Provided material ::
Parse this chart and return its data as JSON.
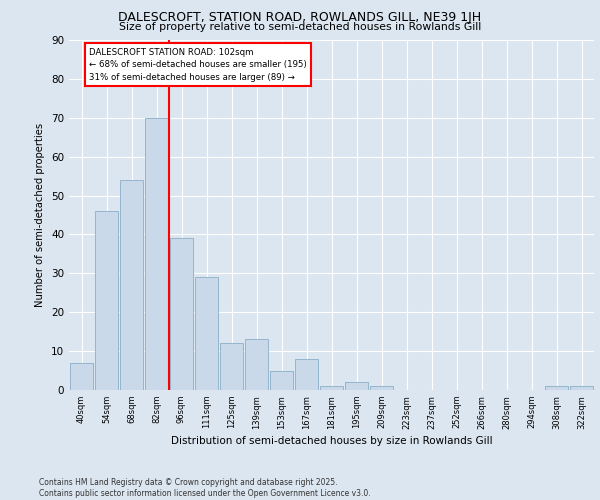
{
  "title1": "DALESCROFT, STATION ROAD, ROWLANDS GILL, NE39 1JH",
  "title2": "Size of property relative to semi-detached houses in Rowlands Gill",
  "xlabel": "Distribution of semi-detached houses by size in Rowlands Gill",
  "ylabel": "Number of semi-detached properties",
  "bins": [
    "40sqm",
    "54sqm",
    "68sqm",
    "82sqm",
    "96sqm",
    "111sqm",
    "125sqm",
    "139sqm",
    "153sqm",
    "167sqm",
    "181sqm",
    "195sqm",
    "209sqm",
    "223sqm",
    "237sqm",
    "252sqm",
    "266sqm",
    "280sqm",
    "294sqm",
    "308sqm",
    "322sqm"
  ],
  "values": [
    7,
    46,
    54,
    70,
    39,
    29,
    12,
    13,
    5,
    8,
    1,
    2,
    1,
    0,
    0,
    0,
    0,
    0,
    0,
    1,
    1
  ],
  "bar_color": "#c9d9ea",
  "bar_edge_color": "#8aaec8",
  "vline_color": "red",
  "annotation_title": "DALESCROFT STATION ROAD: 102sqm",
  "annotation_line1": "← 68% of semi-detached houses are smaller (195)",
  "annotation_line2": "31% of semi-detached houses are larger (89) →",
  "annotation_box_color": "white",
  "annotation_box_edge": "red",
  "ylim": [
    0,
    90
  ],
  "yticks": [
    0,
    10,
    20,
    30,
    40,
    50,
    60,
    70,
    80,
    90
  ],
  "background_color": "#dce6f0",
  "grid_color": "#ffffff",
  "footer1": "Contains HM Land Registry data © Crown copyright and database right 2025.",
  "footer2": "Contains public sector information licensed under the Open Government Licence v3.0."
}
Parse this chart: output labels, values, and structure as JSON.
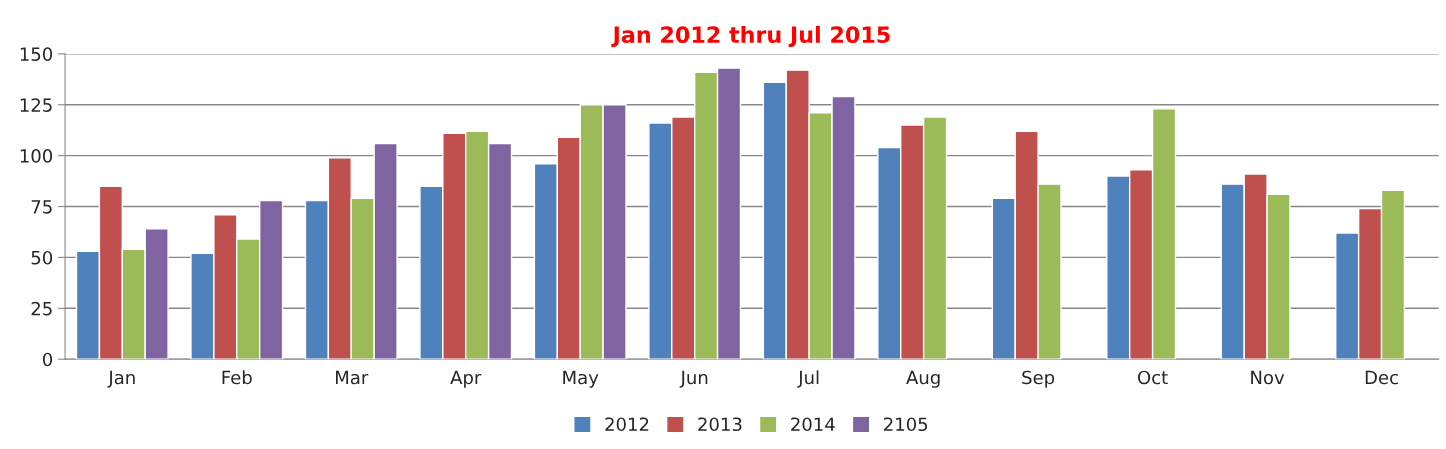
{
  "chart_data": {
    "type": "bar",
    "title": "Jan 2012 thru Jul 2015",
    "categories": [
      "Jan",
      "Feb",
      "Mar",
      "Apr",
      "May",
      "Jun",
      "Jul",
      "Aug",
      "Sep",
      "Oct",
      "Nov",
      "Dec"
    ],
    "series": [
      {
        "name": "2012",
        "color": "#4f81bd",
        "values": [
          53,
          52,
          78,
          85,
          96,
          116,
          136,
          104,
          79,
          90,
          86,
          62
        ]
      },
      {
        "name": "2013",
        "color": "#c0504d",
        "values": [
          85,
          71,
          99,
          111,
          109,
          119,
          142,
          115,
          112,
          93,
          91,
          74
        ]
      },
      {
        "name": "2014",
        "color": "#9bbb59",
        "values": [
          54,
          59,
          79,
          112,
          125,
          141,
          121,
          119,
          86,
          123,
          81,
          83
        ]
      },
      {
        "name": "2105",
        "color": "#8064a2",
        "values": [
          64,
          78,
          106,
          106,
          125,
          143,
          129,
          null,
          null,
          null,
          null,
          null
        ]
      }
    ],
    "ylim": [
      0,
      150
    ],
    "yticks": [
      0,
      25,
      50,
      75,
      100,
      125,
      150
    ],
    "grid": "y",
    "legend": "bottom"
  }
}
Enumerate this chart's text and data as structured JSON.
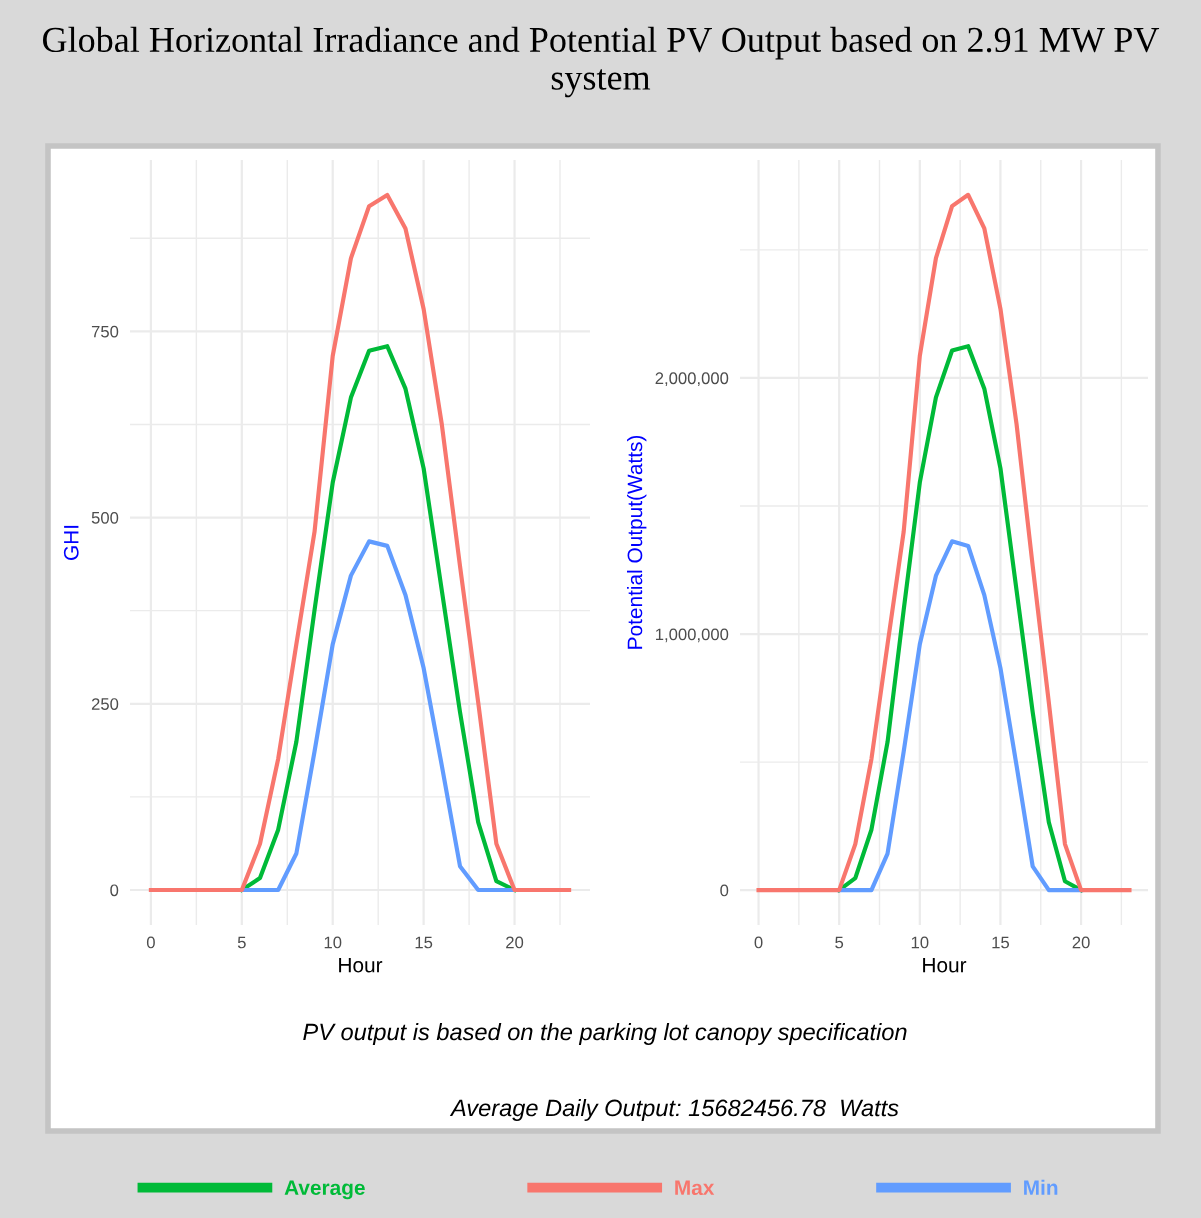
{
  "chart_data": [
    {
      "type": "line",
      "title": "Global Horizontal Irradiance and Potential PV Output based on 2.91 MW PV system",
      "xlabel": "Hour",
      "ylabel": "GHI",
      "annotations": [
        "PV output is based on the parking lot canopy specification",
        "Average Daily Output: 15682456.78  Watts"
      ],
      "x": [
        0,
        1,
        2,
        3,
        4,
        5,
        6,
        7,
        8,
        9,
        10,
        11,
        12,
        13,
        14,
        15,
        16,
        17,
        18,
        19,
        20,
        21,
        22,
        23
      ],
      "series": [
        {
          "name": "Average",
          "color": "#00ba38",
          "values": [
            null,
            null,
            null,
            null,
            null,
            0,
            16,
            81,
            199,
            376,
            547,
            661,
            724,
            730,
            673,
            566,
            402,
            239,
            91,
            12,
            0,
            null,
            null,
            null
          ]
        },
        {
          "name": "Max",
          "color": "#f8766d",
          "values": [
            0,
            0,
            0,
            0,
            0,
            0,
            62,
            176,
            330,
            481,
            717,
            848,
            918,
            933,
            888,
            780,
            625,
            435,
            252,
            62,
            0,
            0,
            0,
            0
          ]
        },
        {
          "name": "Min",
          "color": "#619cff",
          "values": [
            null,
            null,
            null,
            null,
            null,
            0,
            0,
            0,
            49,
            186,
            330,
            422,
            468,
            462,
            396,
            298,
            167,
            32,
            0,
            0,
            0,
            null,
            null,
            null
          ]
        }
      ],
      "xlim": [
        -1.15,
        24.15
      ],
      "xticks": [
        0,
        {
          "value": 2.5,
          "label": null
        },
        5,
        {
          "value": 7.5,
          "label": null
        },
        10,
        {
          "value": 12.5,
          "label": null
        },
        15,
        {
          "value": 17.5,
          "label": null
        },
        20,
        {
          "value": 22.5,
          "label": null
        }
      ],
      "ylim": [
        -47,
        980
      ],
      "yticks": [
        0,
        {
          "value": 125,
          "label": null
        },
        250,
        {
          "value": 375,
          "label": null
        },
        500,
        {
          "value": 625,
          "label": null
        },
        750,
        {
          "value": 875,
          "label": null
        }
      ],
      "grid": true,
      "legend": "bottom",
      "marker": "none",
      "line_style": "solid"
    },
    {
      "type": "line",
      "xlabel": "Hour",
      "ylabel": "Potential Output(Watts)",
      "x": [
        0,
        1,
        2,
        3,
        4,
        5,
        6,
        7,
        8,
        9,
        10,
        11,
        12,
        13,
        14,
        15,
        16,
        17,
        18,
        19,
        20,
        21,
        22,
        23
      ],
      "series": [
        {
          "color": "#00ba38",
          "values": [
            null,
            null,
            null,
            null,
            null,
            0,
            47000,
            236000,
            579000,
            1094000,
            1592000,
            1924000,
            2107000,
            2124000,
            1958000,
            1647000,
            1170000,
            695000,
            265000,
            35000,
            0,
            null,
            null,
            null
          ]
        },
        {
          "color": "#f8766d",
          "values": [
            0,
            0,
            0,
            0,
            0,
            0,
            180000,
            512000,
            960000,
            1400000,
            2086000,
            2468000,
            2671000,
            2715000,
            2584000,
            2270000,
            1819000,
            1266000,
            733000,
            180000,
            0,
            0,
            0,
            0
          ]
        },
        {
          "color": "#619cff",
          "values": [
            null,
            null,
            null,
            null,
            null,
            0,
            0,
            0,
            143000,
            541000,
            960000,
            1228000,
            1362000,
            1344000,
            1152000,
            867000,
            486000,
            93000,
            0,
            0,
            0,
            null,
            null,
            null
          ]
        }
      ],
      "xlim": [
        -1.15,
        24.15
      ],
      "xticks": [
        0,
        {
          "value": 2.5,
          "label": null
        },
        5,
        {
          "value": 7.5,
          "label": null
        },
        10,
        {
          "value": 12.5,
          "label": null
        },
        15,
        {
          "value": 17.5,
          "label": null
        },
        20,
        {
          "value": 22.5,
          "label": null
        }
      ],
      "ylim": [
        -136000,
        2851000
      ],
      "yticks": [
        0,
        {
          "value": 500000,
          "label": null
        },
        {
          "value": 1000000,
          "label": "1,000,000"
        },
        {
          "value": 1500000,
          "label": null
        },
        {
          "value": 2000000,
          "label": "2,000,000"
        },
        {
          "value": 2500000,
          "label": null
        }
      ],
      "grid": true,
      "marker": "none",
      "line_style": "solid"
    }
  ]
}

Prompt ::
Select and copy every line from the records that includes the word "based".

Result of this task ::
      "title": "Global Horizontal Irradiance and Potential PV Output based on 2.91 MW PV system",
        "PV output is based on the parking lot canopy specification",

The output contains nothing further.